### DIRECTIONS
Make an exact copy of all the entries, but do not reproduce the pictures.

### MATERIAL PROVIDED
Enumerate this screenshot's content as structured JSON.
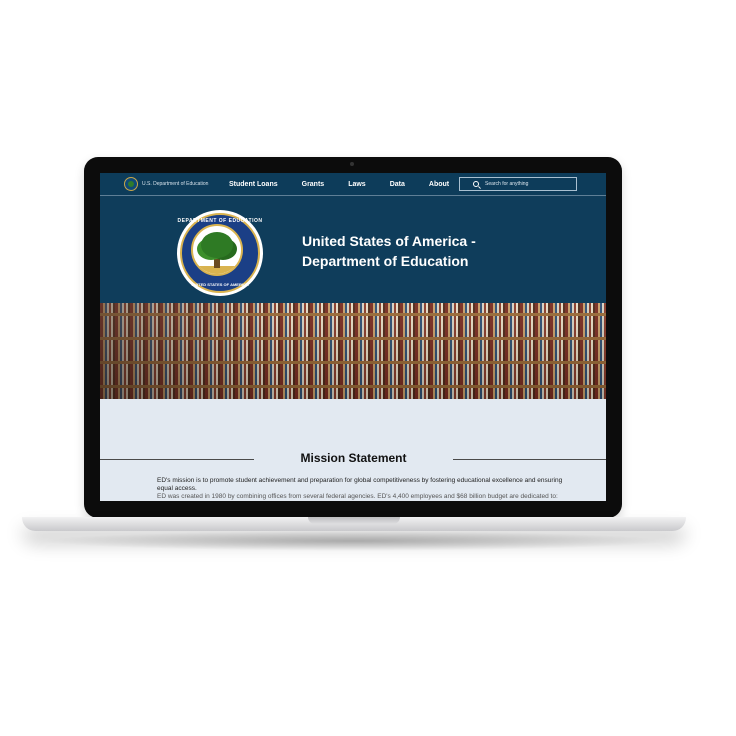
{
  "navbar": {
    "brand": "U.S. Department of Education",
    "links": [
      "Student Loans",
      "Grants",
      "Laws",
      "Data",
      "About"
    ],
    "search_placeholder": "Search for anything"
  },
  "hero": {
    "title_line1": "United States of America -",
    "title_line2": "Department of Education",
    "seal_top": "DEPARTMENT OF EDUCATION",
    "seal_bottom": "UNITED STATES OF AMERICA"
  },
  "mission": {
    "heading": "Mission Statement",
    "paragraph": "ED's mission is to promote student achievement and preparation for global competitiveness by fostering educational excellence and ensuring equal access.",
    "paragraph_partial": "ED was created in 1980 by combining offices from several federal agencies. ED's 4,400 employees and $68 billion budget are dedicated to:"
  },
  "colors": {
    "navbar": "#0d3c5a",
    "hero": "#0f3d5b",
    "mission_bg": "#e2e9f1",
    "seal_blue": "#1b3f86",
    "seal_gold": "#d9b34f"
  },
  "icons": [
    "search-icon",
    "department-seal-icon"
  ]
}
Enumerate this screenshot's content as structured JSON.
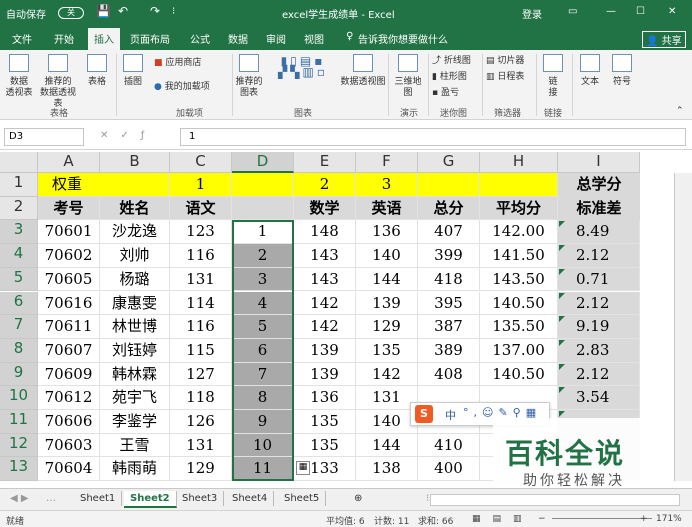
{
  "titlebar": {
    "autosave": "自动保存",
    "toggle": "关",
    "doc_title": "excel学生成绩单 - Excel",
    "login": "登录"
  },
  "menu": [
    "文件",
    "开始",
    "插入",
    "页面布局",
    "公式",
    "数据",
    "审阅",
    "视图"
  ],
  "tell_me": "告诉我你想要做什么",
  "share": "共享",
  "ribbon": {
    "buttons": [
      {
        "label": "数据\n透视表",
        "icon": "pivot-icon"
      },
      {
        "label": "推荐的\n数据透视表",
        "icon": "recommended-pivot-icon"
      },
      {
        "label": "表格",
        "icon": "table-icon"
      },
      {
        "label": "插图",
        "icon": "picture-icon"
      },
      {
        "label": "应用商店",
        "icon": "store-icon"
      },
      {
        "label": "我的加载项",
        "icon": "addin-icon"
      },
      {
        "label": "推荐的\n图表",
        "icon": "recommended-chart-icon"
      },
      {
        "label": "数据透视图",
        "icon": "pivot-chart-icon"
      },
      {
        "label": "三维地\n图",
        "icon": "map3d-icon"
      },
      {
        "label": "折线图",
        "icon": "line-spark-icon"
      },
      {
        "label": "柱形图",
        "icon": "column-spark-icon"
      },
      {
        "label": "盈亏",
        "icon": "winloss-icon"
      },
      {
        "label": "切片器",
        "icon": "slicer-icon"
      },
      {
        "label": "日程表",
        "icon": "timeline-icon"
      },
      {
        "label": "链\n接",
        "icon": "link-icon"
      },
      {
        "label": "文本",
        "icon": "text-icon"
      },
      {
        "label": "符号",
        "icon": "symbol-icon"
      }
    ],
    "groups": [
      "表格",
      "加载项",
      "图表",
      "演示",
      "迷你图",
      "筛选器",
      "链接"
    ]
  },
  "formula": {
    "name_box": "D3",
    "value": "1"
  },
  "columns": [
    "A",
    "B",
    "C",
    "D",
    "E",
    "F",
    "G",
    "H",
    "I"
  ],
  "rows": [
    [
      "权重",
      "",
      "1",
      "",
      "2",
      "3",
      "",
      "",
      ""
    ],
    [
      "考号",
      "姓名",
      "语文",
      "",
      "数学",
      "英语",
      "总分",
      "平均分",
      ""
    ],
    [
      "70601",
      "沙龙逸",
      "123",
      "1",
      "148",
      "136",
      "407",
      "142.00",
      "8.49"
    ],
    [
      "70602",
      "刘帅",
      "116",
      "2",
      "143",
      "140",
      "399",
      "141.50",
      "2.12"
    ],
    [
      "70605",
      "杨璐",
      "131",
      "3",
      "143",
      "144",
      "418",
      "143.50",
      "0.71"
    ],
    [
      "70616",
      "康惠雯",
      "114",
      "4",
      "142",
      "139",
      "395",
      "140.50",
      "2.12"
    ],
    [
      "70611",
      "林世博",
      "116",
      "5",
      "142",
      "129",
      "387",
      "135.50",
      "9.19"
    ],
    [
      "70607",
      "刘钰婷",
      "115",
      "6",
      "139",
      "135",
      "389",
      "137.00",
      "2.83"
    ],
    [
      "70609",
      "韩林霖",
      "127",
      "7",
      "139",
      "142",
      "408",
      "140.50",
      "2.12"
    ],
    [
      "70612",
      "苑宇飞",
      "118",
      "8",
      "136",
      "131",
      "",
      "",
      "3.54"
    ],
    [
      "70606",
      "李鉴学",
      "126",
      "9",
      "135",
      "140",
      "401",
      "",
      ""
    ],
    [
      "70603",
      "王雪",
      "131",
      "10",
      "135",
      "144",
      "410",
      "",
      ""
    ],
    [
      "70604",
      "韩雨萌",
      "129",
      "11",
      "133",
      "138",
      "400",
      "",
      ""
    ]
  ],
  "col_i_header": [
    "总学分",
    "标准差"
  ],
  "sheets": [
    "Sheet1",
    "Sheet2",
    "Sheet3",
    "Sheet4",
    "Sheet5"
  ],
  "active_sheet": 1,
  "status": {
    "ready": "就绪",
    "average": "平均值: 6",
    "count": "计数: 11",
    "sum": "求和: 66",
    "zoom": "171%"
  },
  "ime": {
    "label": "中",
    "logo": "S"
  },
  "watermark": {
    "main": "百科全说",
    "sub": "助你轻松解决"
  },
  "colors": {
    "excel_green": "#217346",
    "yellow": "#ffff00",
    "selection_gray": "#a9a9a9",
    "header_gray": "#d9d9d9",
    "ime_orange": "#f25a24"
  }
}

### EXERCISE RESULT
Enumerate this screenshot's content as structured JSON.
{
  "navbar": {
    "brand": "U.S. Department of Education",
    "links": [
      "Student Loans",
      "Grants",
      "Laws",
      "Data",
      "About"
    ],
    "search_placeholder": "Search for anything"
  },
  "hero": {
    "title_line1": "United States of America -",
    "title_line2": "Department of Education",
    "seal_top": "DEPARTMENT OF EDUCATION",
    "seal_bottom": "UNITED STATES OF AMERICA"
  },
  "mission": {
    "heading": "Mission Statement",
    "paragraph": "ED's mission is to promote student achievement and preparation for global competitiveness by fostering educational excellence and ensuring equal access.",
    "paragraph_partial": "ED was created in 1980 by combining offices from several federal agencies. ED's 4,400 employees and $68 billion budget are dedicated to:"
  },
  "colors": {
    "navbar": "#0d3c5a",
    "hero": "#0f3d5b",
    "mission_bg": "#e2e9f1",
    "seal_blue": "#1b3f86",
    "seal_gold": "#d9b34f"
  },
  "icons": [
    "search-icon",
    "department-seal-icon"
  ]
}
Enumerate this screenshot's content as structured JSON.
{
  "titlebar": {
    "autosave": "自动保存",
    "toggle": "关",
    "doc_title": "excel学生成绩单 - Excel",
    "login": "登录"
  },
  "menu": [
    "文件",
    "开始",
    "插入",
    "页面布局",
    "公式",
    "数据",
    "审阅",
    "视图"
  ],
  "tell_me": "告诉我你想要做什么",
  "share": "共享",
  "ribbon": {
    "buttons": [
      {
        "label": "数据\n透视表",
        "icon": "pivot-icon"
      },
      {
        "label": "推荐的\n数据透视表",
        "icon": "recommended-pivot-icon"
      },
      {
        "label": "表格",
        "icon": "table-icon"
      },
      {
        "label": "插图",
        "icon": "picture-icon"
      },
      {
        "label": "应用商店",
        "icon": "store-icon"
      },
      {
        "label": "我的加载项",
        "icon": "addin-icon"
      },
      {
        "label": "推荐的\n图表",
        "icon": "recommended-chart-icon"
      },
      {
        "label": "数据透视图",
        "icon": "pivot-chart-icon"
      },
      {
        "label": "三维地\n图",
        "icon": "map3d-icon"
      },
      {
        "label": "折线图",
        "icon": "line-spark-icon"
      },
      {
        "label": "柱形图",
        "icon": "column-spark-icon"
      },
      {
        "label": "盈亏",
        "icon": "winloss-icon"
      },
      {
        "label": "切片器",
        "icon": "slicer-icon"
      },
      {
        "label": "日程表",
        "icon": "timeline-icon"
      },
      {
        "label": "链\n接",
        "icon": "link-icon"
      },
      {
        "label": "文本",
        "icon": "text-icon"
      },
      {
        "label": "符号",
        "icon": "symbol-icon"
      }
    ],
    "groups": [
      "表格",
      "加载项",
      "图表",
      "演示",
      "迷你图",
      "筛选器",
      "链接"
    ]
  },
  "formula": {
    "name_box": "D3",
    "value": "1"
  },
  "columns": [
    "A",
    "B",
    "C",
    "D",
    "E",
    "F",
    "G",
    "H",
    "I"
  ],
  "rows": [
    [
      "权重",
      "",
      "1",
      "",
      "2",
      "3",
      "",
      "",
      ""
    ],
    [
      "考号",
      "姓名",
      "语文",
      "",
      "数学",
      "英语",
      "总分",
      "平均分",
      ""
    ],
    [
      "70601",
      "沙龙逸",
      "123",
      "1",
      "148",
      "136",
      "407",
      "142.00",
      "8.49"
    ],
    [
      "70602",
      "刘帅",
      "116",
      "2",
      "143",
      "140",
      "399",
      "141.50",
      "2.12"
    ],
    [
      "70605",
      "杨璐",
      "131",
      "3",
      "143",
      "144",
      "418",
      "143.50",
      "0.71"
    ],
    [
      "70616",
      "康惠雯",
      "114",
      "4",
      "142",
      "139",
      "395",
      "140.50",
      "2.12"
    ],
    [
      "70611",
      "林世博",
      "116",
      "5",
      "142",
      "129",
      "387",
      "135.50",
      "9.19"
    ],
    [
      "70607",
      "刘钰婷",
      "115",
      "6",
      "139",
      "135",
      "389",
      "137.00",
      "2.83"
    ],
    [
      "70609",
      "韩林霖",
      "127",
      "7",
      "139",
      "142",
      "408",
      "140.50",
      "2.12"
    ],
    [
      "70612",
      "苑宇飞",
      "118",
      "8",
      "136",
      "131",
      "",
      "",
      "3.54"
    ],
    [
      "70606",
      "李鉴学",
      "126",
      "9",
      "135",
      "140",
      "401",
      "",
      ""
    ],
    [
      "70603",
      "王雪",
      "131",
      "10",
      "135",
      "144",
      "410",
      "",
      ""
    ],
    [
      "70604",
      "韩雨萌",
      "129",
      "11",
      "133",
      "138",
      "400",
      "",
      ""
    ]
  ],
  "col_i_header": [
    "总学分",
    "标准差"
  ],
  "sheets": [
    "Sheet1",
    "Sheet2",
    "Sheet3",
    "Sheet4",
    "Sheet5"
  ],
  "active_sheet": 1,
  "status": {
    "ready": "就绪",
    "average": "平均值: 6",
    "count": "计数: 11",
    "sum": "求和: 66",
    "zoom": "171%"
  },
  "ime": {
    "label": "中",
    "logo": "S"
  },
  "watermark": {
    "main": "百科全说",
    "sub": "助你轻松解决"
  },
  "colors": {
    "excel_green": "#217346",
    "yellow": "#ffff00",
    "selection_gray": "#a9a9a9",
    "header_gray": "#d9d9d9",
    "ime_orange": "#f25a24"
  }
}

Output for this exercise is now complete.